Begin SOURCE DATA

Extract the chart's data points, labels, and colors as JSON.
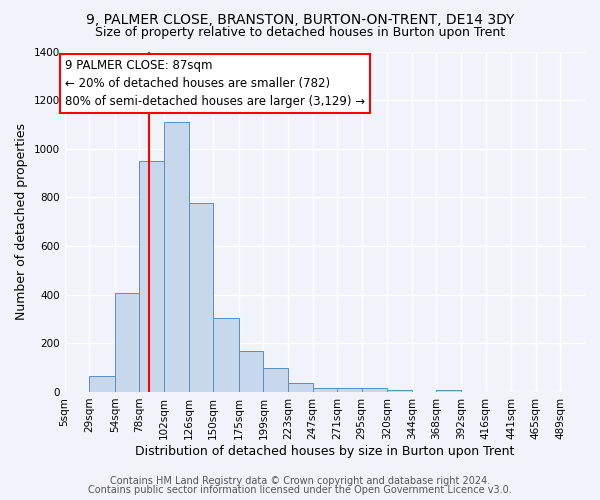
{
  "title": "9, PALMER CLOSE, BRANSTON, BURTON-ON-TRENT, DE14 3DY",
  "subtitle": "Size of property relative to detached houses in Burton upon Trent",
  "xlabel": "Distribution of detached houses by size in Burton upon Trent",
  "ylabel": "Number of detached properties",
  "footer1": "Contains HM Land Registry data © Crown copyright and database right 2024.",
  "footer2": "Contains public sector information licensed under the Open Government Licence v3.0.",
  "bin_labels": [
    "5sqm",
    "29sqm",
    "54sqm",
    "78sqm",
    "102sqm",
    "126sqm",
    "150sqm",
    "175sqm",
    "199sqm",
    "223sqm",
    "247sqm",
    "271sqm",
    "295sqm",
    "320sqm",
    "344sqm",
    "368sqm",
    "392sqm",
    "416sqm",
    "441sqm",
    "465sqm",
    "489sqm"
  ],
  "bar_heights": [
    0,
    65,
    405,
    950,
    1110,
    775,
    305,
    170,
    100,
    35,
    15,
    15,
    15,
    10,
    0,
    10,
    0,
    0,
    0,
    0,
    0
  ],
  "bar_color": "#c8d8ec",
  "bar_edge_color": "#5a8fc0",
  "red_line_x": 87,
  "bin_edges": [
    5,
    29,
    54,
    78,
    102,
    126,
    150,
    175,
    199,
    223,
    247,
    271,
    295,
    320,
    344,
    368,
    392,
    416,
    441,
    465,
    489
  ],
  "annotation_line1": "9 PALMER CLOSE: 87sqm",
  "annotation_line2": "← 20% of detached houses are smaller (782)",
  "annotation_line3": "80% of semi-detached houses are larger (3,129) →",
  "ylim": [
    0,
    1400
  ],
  "yticks": [
    0,
    200,
    400,
    600,
    800,
    1000,
    1200,
    1400
  ],
  "bg_color": "#f0f4fa",
  "plot_bg_color": "#f0f4fa",
  "grid_color": "#ffffff",
  "title_fontsize": 10,
  "subtitle_fontsize": 9,
  "xlabel_fontsize": 9,
  "ylabel_fontsize": 9,
  "tick_fontsize": 7.5,
  "footer_fontsize": 7
}
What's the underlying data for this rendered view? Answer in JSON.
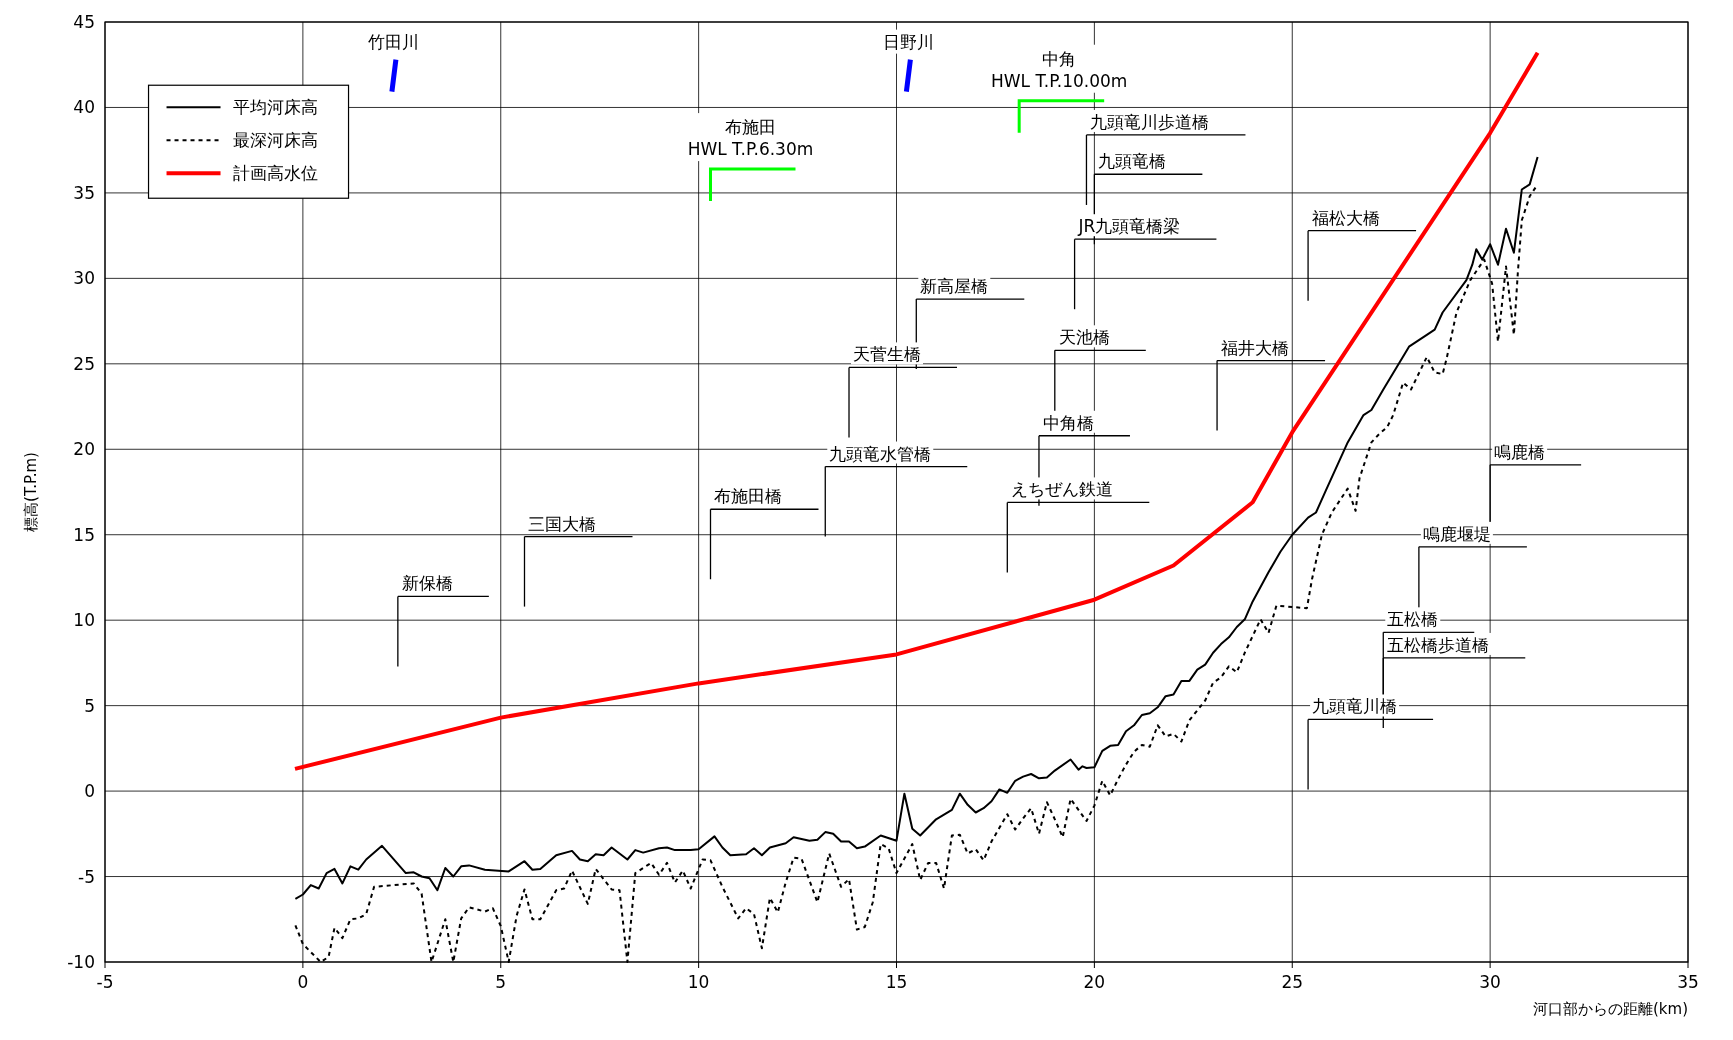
{
  "chart_data": {
    "type": "line",
    "xlabel": "河口部からの距離(km)",
    "ylabel": "標高(T.P.m)",
    "xlim": [
      -5,
      35
    ],
    "xticks": [
      -5,
      0,
      5,
      10,
      15,
      20,
      25,
      30,
      35
    ],
    "ylim": [
      -10,
      45
    ],
    "yticks": [
      -10,
      -5,
      0,
      5,
      10,
      15,
      20,
      25,
      30,
      35,
      40,
      45
    ],
    "grid": true,
    "legend": "top left",
    "series": [
      {
        "name": "平均河床高",
        "color": "#000000",
        "line_style": "solid",
        "x": [
          -0.19,
          0,
          0.2,
          0.4,
          0.6,
          0.8,
          1.0,
          1.2,
          1.4,
          1.6,
          2.0,
          2.6,
          2.8,
          3.0,
          3.2,
          3.4,
          3.6,
          3.8,
          4.0,
          4.2,
          4.6,
          5.2,
          5.6,
          5.8,
          6.0,
          6.4,
          6.8,
          7.0,
          7.2,
          7.4,
          7.6,
          7.8,
          8.2,
          8.4,
          8.6,
          9.0,
          9.2,
          9.4,
          9.8,
          10.0,
          10.4,
          10.6,
          10.8,
          11.2,
          11.4,
          11.6,
          11.8,
          12.2,
          12.4,
          12.8,
          13.0,
          13.2,
          13.4,
          13.6,
          13.8,
          14.0,
          14.2,
          14.6,
          15.0,
          15.2,
          15.4,
          15.6,
          16.0,
          16.4,
          16.6,
          16.8,
          17.0,
          17.2,
          17.4,
          17.6,
          17.8,
          18.0,
          18.2,
          18.4,
          18.6,
          18.8,
          19.0,
          19.4,
          19.6,
          19.7,
          19.8,
          20.0,
          20.2,
          20.4,
          20.6,
          20.8,
          21.0,
          21.2,
          21.4,
          21.6,
          21.8,
          22.0,
          22.2,
          22.4,
          22.6,
          22.8,
          23.0,
          23.2,
          23.4,
          23.6,
          23.8,
          24.0,
          24.4,
          24.7,
          25.0,
          25.4,
          25.6,
          25.85,
          26.4,
          26.8,
          27.0,
          27.3,
          27.95,
          28.4,
          28.6,
          28.8,
          29.4,
          29.55,
          29.65,
          29.8,
          30.0,
          30.2,
          30.4,
          30.6,
          30.8,
          31.0,
          31.2
        ],
        "values": [
          -6.3,
          -6.05,
          -5.5,
          -5.7,
          -4.8,
          -4.55,
          -5.4,
          -4.4,
          -4.6,
          -4.0,
          -3.2,
          -4.8,
          -4.75,
          -5.0,
          -5.1,
          -5.8,
          -4.5,
          -5.0,
          -4.4,
          -4.35,
          -4.6,
          -4.7,
          -4.1,
          -4.6,
          -4.55,
          -3.75,
          -3.5,
          -4.0,
          -4.1,
          -3.7,
          -3.75,
          -3.3,
          -4.0,
          -3.45,
          -3.6,
          -3.35,
          -3.3,
          -3.45,
          -3.45,
          -3.4,
          -2.65,
          -3.3,
          -3.75,
          -3.7,
          -3.35,
          -3.75,
          -3.3,
          -3.05,
          -2.7,
          -2.9,
          -2.85,
          -2.4,
          -2.5,
          -2.95,
          -2.95,
          -3.35,
          -3.25,
          -2.6,
          -2.9,
          -0.15,
          -2.2,
          -2.6,
          -1.65,
          -1.1,
          -0.15,
          -0.8,
          -1.25,
          -1.0,
          -0.6,
          0.1,
          -0.1,
          0.6,
          0.85,
          1.0,
          0.75,
          0.8,
          1.2,
          1.85,
          1.25,
          1.45,
          1.35,
          1.4,
          2.35,
          2.65,
          2.7,
          3.5,
          3.85,
          4.45,
          4.55,
          4.9,
          5.55,
          5.65,
          6.45,
          6.45,
          7.1,
          7.4,
          8.1,
          8.6,
          9.0,
          9.6,
          10.05,
          11.1,
          12.8,
          14.0,
          15.0,
          16.0,
          16.3,
          17.6,
          20.4,
          22.0,
          22.3,
          23.5,
          26.0,
          26.7,
          27.0,
          28.0,
          29.9,
          30.8,
          31.7,
          31.1,
          32.0,
          30.8,
          32.9,
          31.5,
          35.2,
          35.5,
          37.1
        ]
      },
      {
        "name": "最深河床高",
        "color": "#000000",
        "line_style": "dotted",
        "x": [
          -0.19,
          0,
          0.45,
          0.65,
          0.8,
          1.0,
          1.2,
          1.4,
          1.6,
          1.8,
          2.8,
          3.0,
          3.25,
          3.6,
          3.8,
          4.0,
          4.2,
          4.6,
          4.8,
          5.0,
          5.2,
          5.4,
          5.6,
          5.8,
          6.0,
          6.4,
          6.6,
          6.8,
          7.2,
          7.4,
          7.8,
          8.0,
          8.2,
          8.4,
          8.7,
          8.8,
          9.0,
          9.2,
          9.4,
          9.6,
          9.8,
          10.1,
          10.3,
          10.6,
          11.0,
          11.2,
          11.4,
          11.6,
          11.8,
          12.0,
          12.2,
          12.4,
          12.6,
          13.0,
          13.3,
          13.6,
          13.8,
          14.0,
          14.2,
          14.4,
          14.6,
          14.8,
          15.0,
          15.4,
          15.6,
          15.8,
          16.0,
          16.2,
          16.4,
          16.6,
          16.8,
          17.0,
          17.2,
          17.4,
          17.6,
          17.8,
          18.0,
          18.2,
          18.4,
          18.6,
          18.8,
          19.0,
          19.2,
          19.4,
          19.6,
          19.8,
          20.0,
          20.2,
          20.4,
          20.6,
          20.8,
          21.0,
          21.2,
          21.4,
          21.6,
          21.8,
          22.0,
          22.2,
          22.4,
          22.8,
          23.0,
          23.2,
          23.4,
          23.6,
          23.8,
          24.2,
          24.4,
          24.6,
          25.37,
          25.5,
          25.75,
          26.0,
          26.4,
          26.6,
          26.7,
          27.0,
          27.2,
          27.4,
          27.55,
          27.8,
          28.0,
          28.4,
          28.6,
          28.8,
          28.9,
          29.15,
          29.5,
          29.85,
          30.05,
          30.2,
          30.4,
          30.6,
          30.7,
          30.8,
          31.0,
          31.2
        ],
        "values": [
          -7.85,
          -8.95,
          -10,
          -9.7,
          -8.0,
          -8.6,
          -7.5,
          -7.45,
          -7.2,
          -5.6,
          -5.4,
          -6.0,
          -10,
          -7.5,
          -10,
          -7.45,
          -6.8,
          -7.05,
          -6.85,
          -7.9,
          -10,
          -7.3,
          -5.75,
          -7.5,
          -7.5,
          -5.8,
          -5.7,
          -4.65,
          -6.6,
          -4.55,
          -5.75,
          -5.8,
          -10,
          -4.8,
          -4.35,
          -4.2,
          -4.9,
          -4.2,
          -5.35,
          -4.65,
          -5.7,
          -4.0,
          -4.05,
          -5.6,
          -7.45,
          -6.85,
          -7.2,
          -9.2,
          -6.25,
          -7.1,
          -5.35,
          -3.9,
          -3.95,
          -6.5,
          -3.65,
          -5.6,
          -5.15,
          -8.1,
          -7.95,
          -6.5,
          -3.1,
          -3.35,
          -4.8,
          -3.1,
          -5.2,
          -4.2,
          -4.2,
          -5.7,
          -2.6,
          -2.55,
          -3.65,
          -3.4,
          -4.05,
          -2.95,
          -2.15,
          -1.35,
          -2.25,
          -1.6,
          -1.0,
          -2.5,
          -0.65,
          -1.65,
          -2.7,
          -0.45,
          -1.1,
          -1.75,
          -0.85,
          0.6,
          -0.25,
          0.7,
          1.55,
          2.3,
          2.7,
          2.6,
          3.85,
          3.2,
          3.35,
          2.9,
          4.15,
          5.3,
          6.35,
          6.65,
          7.3,
          6.95,
          8.1,
          10.05,
          9.25,
          10.85,
          10.7,
          12.4,
          15.0,
          16.3,
          17.7,
          16.4,
          18.3,
          20.4,
          20.9,
          21.3,
          22.0,
          23.9,
          23.5,
          25.4,
          24.5,
          24.4,
          25.3,
          28.0,
          29.9,
          31.1,
          29.7,
          26.3,
          30.7,
          26.7,
          30.3,
          33.4,
          34.8,
          35.5
        ]
      },
      {
        "name": "計画高水位",
        "color": "#ff0000",
        "line_style": "solid",
        "x": [
          -0.2,
          5,
          10,
          15,
          20,
          22,
          24,
          25,
          30,
          31.2
        ],
        "values": [
          1.3,
          4.3,
          6.3,
          8.0,
          11.2,
          13.2,
          16.9,
          21,
          38.5,
          43.2
        ]
      }
    ],
    "annotations": [
      "竹田川",
      "日野川",
      "布施田\nHWL T.P.6.30m",
      "中角\nHWL T.P.10.00m",
      "九頭竜川歩道橋",
      "九頭竜橋",
      "JR九頭竜橋梁",
      "福松大橋",
      "新高屋橋",
      "天池橋",
      "福井大橋",
      "天菅生橋",
      "中角橋",
      "九頭竜水管橋",
      "鳴鹿橋",
      "えちぜん鉄道",
      "布施田橋",
      "三国大橋",
      "鳴鹿堰堤",
      "新保橋",
      "五松橋",
      "五松橋歩道橋",
      "九頭竜川橋"
    ]
  }
}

End SOURCE DATA

Above is a listing; report how many of its lines include the word "Contains", giving the number only.

## ANSWER FOR THIS EXERCISE
2